#### WRITTEN PROBLEM:
Each line containing the word "selected" should be found and copied.
-- Start of RECORDS TO PROCESS --
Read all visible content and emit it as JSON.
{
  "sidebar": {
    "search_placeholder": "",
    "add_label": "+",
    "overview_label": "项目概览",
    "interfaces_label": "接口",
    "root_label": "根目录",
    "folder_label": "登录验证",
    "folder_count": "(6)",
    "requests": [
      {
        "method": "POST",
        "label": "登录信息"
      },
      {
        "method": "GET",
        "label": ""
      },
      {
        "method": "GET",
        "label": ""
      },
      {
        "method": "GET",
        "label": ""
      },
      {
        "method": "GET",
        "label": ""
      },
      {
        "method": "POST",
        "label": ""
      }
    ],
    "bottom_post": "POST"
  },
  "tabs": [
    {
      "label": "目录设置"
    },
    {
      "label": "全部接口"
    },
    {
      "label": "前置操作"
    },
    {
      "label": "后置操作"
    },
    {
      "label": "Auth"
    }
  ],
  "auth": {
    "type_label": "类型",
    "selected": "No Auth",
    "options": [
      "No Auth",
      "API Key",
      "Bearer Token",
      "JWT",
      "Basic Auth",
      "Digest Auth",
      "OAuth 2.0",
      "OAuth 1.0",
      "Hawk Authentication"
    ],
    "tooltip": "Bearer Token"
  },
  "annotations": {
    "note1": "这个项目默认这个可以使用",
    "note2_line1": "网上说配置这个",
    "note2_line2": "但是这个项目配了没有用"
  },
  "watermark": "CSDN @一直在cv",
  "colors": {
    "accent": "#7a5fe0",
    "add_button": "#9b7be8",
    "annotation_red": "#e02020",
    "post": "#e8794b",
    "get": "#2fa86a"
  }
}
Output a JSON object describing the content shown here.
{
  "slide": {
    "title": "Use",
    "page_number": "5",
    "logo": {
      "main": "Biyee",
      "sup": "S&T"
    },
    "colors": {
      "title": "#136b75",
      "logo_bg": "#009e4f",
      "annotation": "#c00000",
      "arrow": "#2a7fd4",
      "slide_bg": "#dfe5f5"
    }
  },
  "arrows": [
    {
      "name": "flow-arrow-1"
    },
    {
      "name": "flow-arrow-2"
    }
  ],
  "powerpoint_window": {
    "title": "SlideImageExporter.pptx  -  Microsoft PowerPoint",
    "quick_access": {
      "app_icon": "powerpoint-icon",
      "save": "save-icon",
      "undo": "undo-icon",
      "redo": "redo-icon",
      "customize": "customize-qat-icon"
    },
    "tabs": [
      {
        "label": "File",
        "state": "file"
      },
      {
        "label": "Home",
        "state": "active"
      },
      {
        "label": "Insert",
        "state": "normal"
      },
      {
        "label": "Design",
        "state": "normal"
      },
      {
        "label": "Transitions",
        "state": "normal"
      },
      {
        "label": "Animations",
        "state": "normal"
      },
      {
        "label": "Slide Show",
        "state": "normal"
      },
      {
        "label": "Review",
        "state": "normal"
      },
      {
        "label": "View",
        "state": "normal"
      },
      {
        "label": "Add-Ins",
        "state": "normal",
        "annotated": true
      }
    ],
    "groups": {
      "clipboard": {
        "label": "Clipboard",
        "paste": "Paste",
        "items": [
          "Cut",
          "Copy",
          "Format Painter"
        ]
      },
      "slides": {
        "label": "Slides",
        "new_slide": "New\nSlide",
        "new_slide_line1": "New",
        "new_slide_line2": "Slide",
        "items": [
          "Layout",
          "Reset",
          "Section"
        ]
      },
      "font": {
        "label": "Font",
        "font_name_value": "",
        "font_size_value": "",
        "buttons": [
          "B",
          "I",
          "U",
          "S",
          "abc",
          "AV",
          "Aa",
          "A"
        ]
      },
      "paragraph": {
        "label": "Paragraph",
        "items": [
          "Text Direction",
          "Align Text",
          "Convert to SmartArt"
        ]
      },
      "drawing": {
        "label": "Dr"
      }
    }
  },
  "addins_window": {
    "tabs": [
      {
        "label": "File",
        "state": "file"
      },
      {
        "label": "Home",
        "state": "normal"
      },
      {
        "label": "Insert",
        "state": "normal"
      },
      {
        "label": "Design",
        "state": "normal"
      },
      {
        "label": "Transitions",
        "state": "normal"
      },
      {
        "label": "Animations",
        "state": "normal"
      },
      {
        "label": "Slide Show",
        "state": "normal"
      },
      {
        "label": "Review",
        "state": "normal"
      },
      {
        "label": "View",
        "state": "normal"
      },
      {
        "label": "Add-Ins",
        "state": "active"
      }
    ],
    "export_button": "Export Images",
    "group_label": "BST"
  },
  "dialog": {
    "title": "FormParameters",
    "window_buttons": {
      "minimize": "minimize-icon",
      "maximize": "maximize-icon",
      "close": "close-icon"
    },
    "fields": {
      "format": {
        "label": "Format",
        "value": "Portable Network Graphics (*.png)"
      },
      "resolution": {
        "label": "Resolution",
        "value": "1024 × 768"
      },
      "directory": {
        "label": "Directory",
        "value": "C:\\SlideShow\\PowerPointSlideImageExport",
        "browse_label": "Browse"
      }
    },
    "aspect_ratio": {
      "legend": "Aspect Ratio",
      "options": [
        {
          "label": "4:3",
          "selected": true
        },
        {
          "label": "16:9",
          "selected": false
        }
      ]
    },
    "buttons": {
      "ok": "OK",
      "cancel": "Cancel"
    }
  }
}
-- End of RECORDS TO PROCESS --
#### IN RESPONSE:
    "selected": "No Auth",
          "selected": true
          "selected": false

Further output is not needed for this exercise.